--- Start ---

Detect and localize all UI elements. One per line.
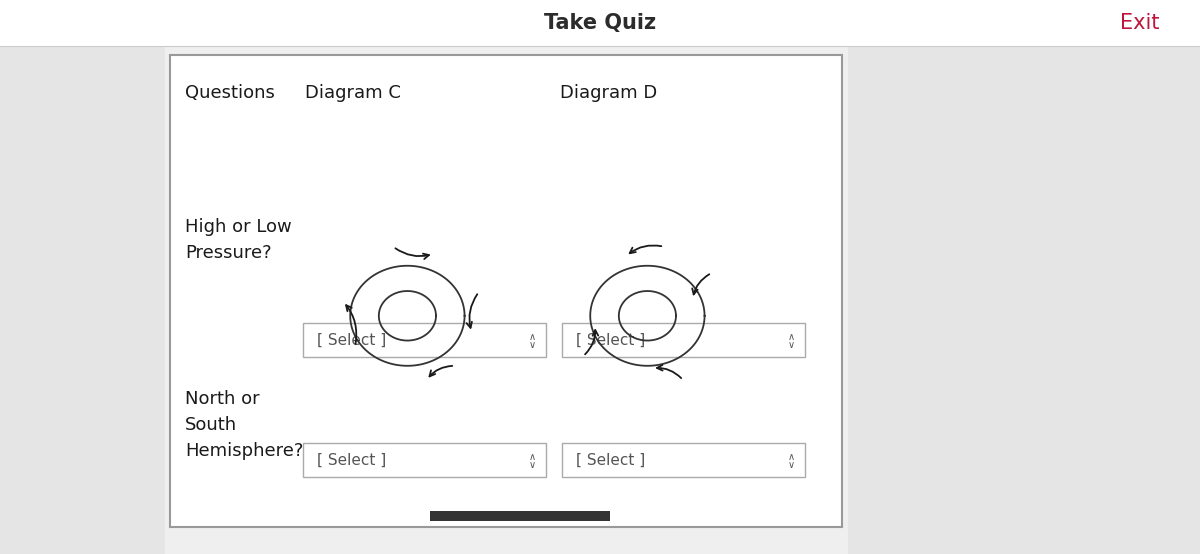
Text: Diagram D: Diagram D <box>560 84 658 102</box>
Text: Diagram C: Diagram C <box>305 84 401 102</box>
Bar <box>562 443 805 477</box>
Text: ∨: ∨ <box>787 340 794 350</box>
Text: ∧: ∧ <box>528 452 535 462</box>
Bar <box>302 443 546 477</box>
Bar <box>430 511 610 521</box>
Text: ∨: ∨ <box>528 460 535 470</box>
Text: ∧: ∧ <box>787 332 794 342</box>
Bar <box>562 323 805 357</box>
Text: ∧: ∧ <box>528 332 535 342</box>
Text: Questions: Questions <box>185 84 275 102</box>
Text: Exit: Exit <box>1121 13 1160 33</box>
Text: [ Select ]: [ Select ] <box>576 453 646 468</box>
Bar <box>170 55 842 527</box>
Text: Take Quiz: Take Quiz <box>544 13 656 33</box>
Bar <box>848 46 1200 554</box>
Text: [ Select ]: [ Select ] <box>317 453 386 468</box>
Text: [ Select ]: [ Select ] <box>317 332 386 347</box>
Bar <box>0 46 166 554</box>
Text: North or
South
Hemisphere?: North or South Hemisphere? <box>185 389 304 460</box>
Text: ∧: ∧ <box>787 452 794 462</box>
Text: [ Select ]: [ Select ] <box>576 332 646 347</box>
Text: High or Low
Pressure?: High or Low Pressure? <box>185 218 292 262</box>
Text: ∨: ∨ <box>787 460 794 470</box>
Bar <box>302 323 546 357</box>
Bar <box>0 0 1200 46</box>
Text: ∨: ∨ <box>528 340 535 350</box>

--- End ---

• _Requirement_
Can you arrange the rows as a JSON list of strings, one string per line with blank lines left out, starting at the line that contains "Text: Diagram D: Diagram" and ending at the line that contains "Text: [ Select ]: [ Select ] <box>576 453"?

• _Result for this task_
[
  "Text: Diagram D: Diagram D <box>560 84 658 102</box>",
  "Text: Diagram C: Diagram C <box>305 84 401 102</box>",
  "Bar <box>562 443 805 477</box>",
  "Text: ∨: ∨ <box>787 340 794 350</box>",
  "Text: ∧: ∧ <box>528 452 535 462</box>",
  "Bar <box>302 443 546 477</box>",
  "Bar <box>430 511 610 521</box>",
  "Text: ∨: ∨ <box>528 460 535 470</box>",
  "Text: ∧: ∧ <box>787 332 794 342</box>",
  "Bar <box>562 323 805 357</box>",
  "Text: ∧: ∧ <box>528 332 535 342</box>",
  "Text: Questions: Questions <box>185 84 275 102</box>",
  "Text: Exit: Exit <box>1121 13 1160 33</box>",
  "Text: [ Select ]: [ Select ] <box>576 453 646 468</box>"
]